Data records
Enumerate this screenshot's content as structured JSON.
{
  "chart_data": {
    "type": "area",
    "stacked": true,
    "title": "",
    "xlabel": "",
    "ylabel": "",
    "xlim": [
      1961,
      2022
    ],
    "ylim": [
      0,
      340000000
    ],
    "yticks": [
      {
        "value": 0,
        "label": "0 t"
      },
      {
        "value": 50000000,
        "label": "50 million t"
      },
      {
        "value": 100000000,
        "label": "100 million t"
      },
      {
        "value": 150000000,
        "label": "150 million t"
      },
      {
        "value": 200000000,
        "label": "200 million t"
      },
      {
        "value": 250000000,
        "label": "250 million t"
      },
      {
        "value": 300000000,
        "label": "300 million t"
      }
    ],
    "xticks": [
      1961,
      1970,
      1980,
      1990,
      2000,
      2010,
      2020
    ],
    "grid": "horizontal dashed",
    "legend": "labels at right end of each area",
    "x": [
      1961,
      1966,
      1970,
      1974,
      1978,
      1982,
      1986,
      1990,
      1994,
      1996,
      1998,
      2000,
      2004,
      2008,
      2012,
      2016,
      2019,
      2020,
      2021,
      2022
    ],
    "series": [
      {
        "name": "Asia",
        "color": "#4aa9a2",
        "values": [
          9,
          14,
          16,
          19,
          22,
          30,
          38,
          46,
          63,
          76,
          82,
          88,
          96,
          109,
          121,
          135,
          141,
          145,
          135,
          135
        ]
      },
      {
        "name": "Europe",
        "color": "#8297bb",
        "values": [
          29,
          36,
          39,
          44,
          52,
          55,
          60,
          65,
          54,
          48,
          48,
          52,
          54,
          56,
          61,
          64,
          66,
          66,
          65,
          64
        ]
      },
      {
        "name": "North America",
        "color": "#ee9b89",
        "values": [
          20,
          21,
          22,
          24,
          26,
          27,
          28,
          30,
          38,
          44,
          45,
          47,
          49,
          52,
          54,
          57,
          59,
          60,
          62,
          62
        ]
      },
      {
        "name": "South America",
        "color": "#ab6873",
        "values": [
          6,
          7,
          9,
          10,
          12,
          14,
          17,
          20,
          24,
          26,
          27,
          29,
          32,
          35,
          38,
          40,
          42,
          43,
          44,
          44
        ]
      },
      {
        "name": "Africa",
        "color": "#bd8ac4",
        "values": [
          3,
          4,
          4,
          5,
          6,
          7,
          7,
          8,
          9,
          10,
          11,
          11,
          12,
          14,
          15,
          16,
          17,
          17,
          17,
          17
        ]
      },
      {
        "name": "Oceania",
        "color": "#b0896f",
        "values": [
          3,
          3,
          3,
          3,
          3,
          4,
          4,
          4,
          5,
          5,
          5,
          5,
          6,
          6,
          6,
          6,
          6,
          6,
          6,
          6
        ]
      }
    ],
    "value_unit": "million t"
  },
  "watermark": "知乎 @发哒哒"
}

* Exercise prompt *
Write out every entry again, keeping each line exactly the same.

* Solved problem *
Enumerate this screenshot's content as structured JSON.
{
  "chart_data": {
    "type": "area",
    "stacked": true,
    "title": "",
    "xlabel": "",
    "ylabel": "",
    "xlim": [
      1961,
      2022
    ],
    "ylim": [
      0,
      340000000
    ],
    "yticks": [
      {
        "value": 0,
        "label": "0 t"
      },
      {
        "value": 50000000,
        "label": "50 million t"
      },
      {
        "value": 100000000,
        "label": "100 million t"
      },
      {
        "value": 150000000,
        "label": "150 million t"
      },
      {
        "value": 200000000,
        "label": "200 million t"
      },
      {
        "value": 250000000,
        "label": "250 million t"
      },
      {
        "value": 300000000,
        "label": "300 million t"
      }
    ],
    "xticks": [
      1961,
      1970,
      1980,
      1990,
      2000,
      2010,
      2020
    ],
    "grid": "horizontal dashed",
    "legend": "labels at right end of each area",
    "x": [
      1961,
      1966,
      1970,
      1974,
      1978,
      1982,
      1986,
      1990,
      1994,
      1996,
      1998,
      2000,
      2004,
      2008,
      2012,
      2016,
      2019,
      2020,
      2021,
      2022
    ],
    "series": [
      {
        "name": "Asia",
        "color": "#4aa9a2",
        "values": [
          9,
          14,
          16,
          19,
          22,
          30,
          38,
          46,
          63,
          76,
          82,
          88,
          96,
          109,
          121,
          135,
          141,
          145,
          135,
          135
        ]
      },
      {
        "name": "Europe",
        "color": "#8297bb",
        "values": [
          29,
          36,
          39,
          44,
          52,
          55,
          60,
          65,
          54,
          48,
          48,
          52,
          54,
          56,
          61,
          64,
          66,
          66,
          65,
          64
        ]
      },
      {
        "name": "North America",
        "color": "#ee9b89",
        "values": [
          20,
          21,
          22,
          24,
          26,
          27,
          28,
          30,
          38,
          44,
          45,
          47,
          49,
          52,
          54,
          57,
          59,
          60,
          62,
          62
        ]
      },
      {
        "name": "South America",
        "color": "#ab6873",
        "values": [
          6,
          7,
          9,
          10,
          12,
          14,
          17,
          20,
          24,
          26,
          27,
          29,
          32,
          35,
          38,
          40,
          42,
          43,
          44,
          44
        ]
      },
      {
        "name": "Africa",
        "color": "#bd8ac4",
        "values": [
          3,
          4,
          4,
          5,
          6,
          7,
          7,
          8,
          9,
          10,
          11,
          11,
          12,
          14,
          15,
          16,
          17,
          17,
          17,
          17
        ]
      },
      {
        "name": "Oceania",
        "color": "#b0896f",
        "values": [
          3,
          3,
          3,
          3,
          3,
          4,
          4,
          4,
          5,
          5,
          5,
          5,
          6,
          6,
          6,
          6,
          6,
          6,
          6,
          6
        ]
      }
    ],
    "value_unit": "million t"
  },
  "watermark": "知乎 @发哒哒"
}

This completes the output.